> PROBLEM TO WORK ON
Track down the lines that contain "Hill" and copy them.

Saved entries:
━━━━━━━━━━━━━━━━━━━━━━━━━━━━━━
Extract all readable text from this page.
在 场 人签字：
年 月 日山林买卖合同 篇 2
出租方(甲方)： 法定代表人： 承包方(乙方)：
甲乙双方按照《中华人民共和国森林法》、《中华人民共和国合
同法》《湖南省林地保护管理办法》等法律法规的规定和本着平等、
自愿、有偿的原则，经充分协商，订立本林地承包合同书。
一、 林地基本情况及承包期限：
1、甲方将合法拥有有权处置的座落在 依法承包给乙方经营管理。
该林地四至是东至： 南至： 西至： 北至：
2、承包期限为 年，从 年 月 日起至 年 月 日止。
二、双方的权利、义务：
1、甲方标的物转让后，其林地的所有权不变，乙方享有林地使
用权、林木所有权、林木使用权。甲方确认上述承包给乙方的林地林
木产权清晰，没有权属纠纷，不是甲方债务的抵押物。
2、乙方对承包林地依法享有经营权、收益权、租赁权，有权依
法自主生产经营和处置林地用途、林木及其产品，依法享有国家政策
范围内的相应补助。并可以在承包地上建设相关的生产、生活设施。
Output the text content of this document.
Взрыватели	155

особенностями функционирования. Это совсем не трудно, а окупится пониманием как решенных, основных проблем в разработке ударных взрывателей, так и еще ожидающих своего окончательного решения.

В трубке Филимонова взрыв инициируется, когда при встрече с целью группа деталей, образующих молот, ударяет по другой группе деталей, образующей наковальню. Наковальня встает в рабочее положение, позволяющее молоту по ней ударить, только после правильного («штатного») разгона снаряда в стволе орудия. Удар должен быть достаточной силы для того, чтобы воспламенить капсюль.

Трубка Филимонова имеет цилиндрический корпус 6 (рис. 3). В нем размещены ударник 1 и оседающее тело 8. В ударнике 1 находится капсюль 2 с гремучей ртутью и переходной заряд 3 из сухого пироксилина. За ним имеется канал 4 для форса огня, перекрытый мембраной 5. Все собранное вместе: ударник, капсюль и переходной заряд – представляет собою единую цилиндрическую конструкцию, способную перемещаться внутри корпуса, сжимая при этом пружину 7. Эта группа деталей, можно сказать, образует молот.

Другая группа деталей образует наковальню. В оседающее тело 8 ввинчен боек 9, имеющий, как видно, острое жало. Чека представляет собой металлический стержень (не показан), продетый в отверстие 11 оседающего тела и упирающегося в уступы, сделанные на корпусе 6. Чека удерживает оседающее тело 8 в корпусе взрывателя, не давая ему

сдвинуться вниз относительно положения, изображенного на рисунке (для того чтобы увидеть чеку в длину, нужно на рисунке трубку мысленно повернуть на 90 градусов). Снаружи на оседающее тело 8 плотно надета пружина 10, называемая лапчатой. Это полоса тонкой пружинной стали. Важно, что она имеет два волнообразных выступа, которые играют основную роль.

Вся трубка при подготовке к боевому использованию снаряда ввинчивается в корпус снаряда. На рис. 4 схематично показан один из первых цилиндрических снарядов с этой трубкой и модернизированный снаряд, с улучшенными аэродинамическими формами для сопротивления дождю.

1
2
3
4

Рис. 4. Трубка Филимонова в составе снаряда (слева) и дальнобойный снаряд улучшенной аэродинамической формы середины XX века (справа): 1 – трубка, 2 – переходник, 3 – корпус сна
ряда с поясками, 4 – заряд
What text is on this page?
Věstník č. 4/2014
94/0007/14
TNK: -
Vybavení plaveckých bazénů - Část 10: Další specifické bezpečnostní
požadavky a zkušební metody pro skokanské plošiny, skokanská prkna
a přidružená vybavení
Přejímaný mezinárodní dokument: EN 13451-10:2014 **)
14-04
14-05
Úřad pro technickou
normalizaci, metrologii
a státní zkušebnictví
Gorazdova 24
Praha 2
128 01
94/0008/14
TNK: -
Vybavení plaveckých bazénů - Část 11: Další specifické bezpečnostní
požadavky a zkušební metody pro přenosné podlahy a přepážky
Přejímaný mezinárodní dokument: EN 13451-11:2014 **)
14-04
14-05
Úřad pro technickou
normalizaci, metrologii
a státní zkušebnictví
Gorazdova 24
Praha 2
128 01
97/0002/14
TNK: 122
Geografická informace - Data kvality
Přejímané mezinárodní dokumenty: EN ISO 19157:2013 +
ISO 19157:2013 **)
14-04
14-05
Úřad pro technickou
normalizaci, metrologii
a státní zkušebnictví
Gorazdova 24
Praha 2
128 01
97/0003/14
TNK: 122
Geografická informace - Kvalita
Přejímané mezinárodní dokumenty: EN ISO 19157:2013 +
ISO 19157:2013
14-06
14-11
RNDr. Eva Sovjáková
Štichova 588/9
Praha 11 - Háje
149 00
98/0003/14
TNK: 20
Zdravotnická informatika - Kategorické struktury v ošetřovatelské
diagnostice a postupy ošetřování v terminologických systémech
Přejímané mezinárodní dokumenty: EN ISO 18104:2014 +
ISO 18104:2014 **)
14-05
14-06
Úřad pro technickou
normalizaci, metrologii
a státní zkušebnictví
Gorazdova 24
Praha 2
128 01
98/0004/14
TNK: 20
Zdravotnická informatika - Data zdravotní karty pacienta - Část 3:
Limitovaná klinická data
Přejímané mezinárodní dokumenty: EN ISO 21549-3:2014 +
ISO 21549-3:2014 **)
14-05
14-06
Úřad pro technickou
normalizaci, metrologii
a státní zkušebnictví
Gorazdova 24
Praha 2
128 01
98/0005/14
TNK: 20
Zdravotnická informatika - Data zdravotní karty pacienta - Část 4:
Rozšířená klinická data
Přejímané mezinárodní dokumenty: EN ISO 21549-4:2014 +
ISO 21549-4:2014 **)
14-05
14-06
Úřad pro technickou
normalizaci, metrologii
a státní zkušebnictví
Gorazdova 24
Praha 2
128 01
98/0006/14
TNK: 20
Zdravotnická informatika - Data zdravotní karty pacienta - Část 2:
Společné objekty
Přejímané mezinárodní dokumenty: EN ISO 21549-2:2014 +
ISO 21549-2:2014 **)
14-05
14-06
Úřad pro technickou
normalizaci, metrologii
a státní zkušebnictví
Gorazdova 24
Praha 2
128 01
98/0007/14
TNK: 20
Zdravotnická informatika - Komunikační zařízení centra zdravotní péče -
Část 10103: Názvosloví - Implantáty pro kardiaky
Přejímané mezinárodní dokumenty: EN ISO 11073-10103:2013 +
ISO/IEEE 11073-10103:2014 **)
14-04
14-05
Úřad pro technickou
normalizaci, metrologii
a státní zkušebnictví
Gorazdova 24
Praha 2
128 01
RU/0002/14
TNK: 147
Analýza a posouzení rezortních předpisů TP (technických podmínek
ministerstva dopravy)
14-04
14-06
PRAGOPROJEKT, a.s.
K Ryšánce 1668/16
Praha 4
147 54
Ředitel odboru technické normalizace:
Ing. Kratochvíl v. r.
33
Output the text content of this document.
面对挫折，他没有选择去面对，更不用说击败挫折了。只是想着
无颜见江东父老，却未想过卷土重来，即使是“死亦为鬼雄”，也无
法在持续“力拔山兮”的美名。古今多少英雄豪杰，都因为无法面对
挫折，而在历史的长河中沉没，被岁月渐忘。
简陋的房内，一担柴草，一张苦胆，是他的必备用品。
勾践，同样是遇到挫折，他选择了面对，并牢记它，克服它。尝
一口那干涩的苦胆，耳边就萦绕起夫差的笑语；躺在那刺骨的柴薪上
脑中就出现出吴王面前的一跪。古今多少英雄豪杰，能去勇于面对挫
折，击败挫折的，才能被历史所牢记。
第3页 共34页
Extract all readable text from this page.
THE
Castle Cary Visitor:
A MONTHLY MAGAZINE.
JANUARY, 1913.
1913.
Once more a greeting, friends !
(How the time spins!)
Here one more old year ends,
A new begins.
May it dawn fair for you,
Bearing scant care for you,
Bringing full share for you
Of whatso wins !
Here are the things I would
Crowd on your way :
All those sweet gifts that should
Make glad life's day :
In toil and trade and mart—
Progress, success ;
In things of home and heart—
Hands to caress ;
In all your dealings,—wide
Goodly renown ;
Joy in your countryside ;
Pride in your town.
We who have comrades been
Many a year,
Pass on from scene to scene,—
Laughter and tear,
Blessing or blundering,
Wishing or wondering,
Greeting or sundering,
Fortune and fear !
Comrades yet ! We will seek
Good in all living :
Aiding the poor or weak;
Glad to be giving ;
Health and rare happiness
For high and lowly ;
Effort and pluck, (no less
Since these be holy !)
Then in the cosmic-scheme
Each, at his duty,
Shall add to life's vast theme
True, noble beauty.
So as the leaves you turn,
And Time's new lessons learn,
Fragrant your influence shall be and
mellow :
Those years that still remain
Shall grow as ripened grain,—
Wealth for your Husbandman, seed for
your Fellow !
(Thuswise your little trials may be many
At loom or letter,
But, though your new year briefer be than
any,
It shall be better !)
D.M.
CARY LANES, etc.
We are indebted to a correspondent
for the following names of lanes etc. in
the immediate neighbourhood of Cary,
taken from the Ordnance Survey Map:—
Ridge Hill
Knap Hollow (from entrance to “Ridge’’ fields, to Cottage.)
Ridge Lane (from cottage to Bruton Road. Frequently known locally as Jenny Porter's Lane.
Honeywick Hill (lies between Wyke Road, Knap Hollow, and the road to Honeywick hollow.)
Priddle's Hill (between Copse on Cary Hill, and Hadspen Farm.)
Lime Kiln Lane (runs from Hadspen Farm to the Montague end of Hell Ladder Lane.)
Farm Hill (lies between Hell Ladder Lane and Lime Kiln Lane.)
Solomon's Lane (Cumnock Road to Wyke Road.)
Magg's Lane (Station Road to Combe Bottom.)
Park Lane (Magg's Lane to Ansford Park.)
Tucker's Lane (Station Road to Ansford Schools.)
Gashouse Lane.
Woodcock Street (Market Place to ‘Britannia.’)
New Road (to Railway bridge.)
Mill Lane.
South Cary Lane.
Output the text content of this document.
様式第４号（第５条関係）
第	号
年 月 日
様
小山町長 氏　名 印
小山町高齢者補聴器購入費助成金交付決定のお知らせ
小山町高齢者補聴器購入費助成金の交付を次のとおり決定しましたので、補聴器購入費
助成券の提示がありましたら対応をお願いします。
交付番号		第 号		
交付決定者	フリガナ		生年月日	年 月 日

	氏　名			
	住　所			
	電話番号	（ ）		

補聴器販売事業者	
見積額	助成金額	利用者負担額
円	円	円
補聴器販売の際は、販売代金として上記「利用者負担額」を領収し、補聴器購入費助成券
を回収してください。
━━━━━━━━━━━━━━━━━━━━━━━━━━━━━━
> SOLUTION
Ridge Hill
Honeywick Hill (lies between Wyke Road, Knap Hollow, and the road to Honeywick hollow.)
Priddle's Hill (between Copse on Cary Hill, and Hadspen Farm.)
Farm Hill (lies between Hell Ladder Lane and Lime Kiln Lane.)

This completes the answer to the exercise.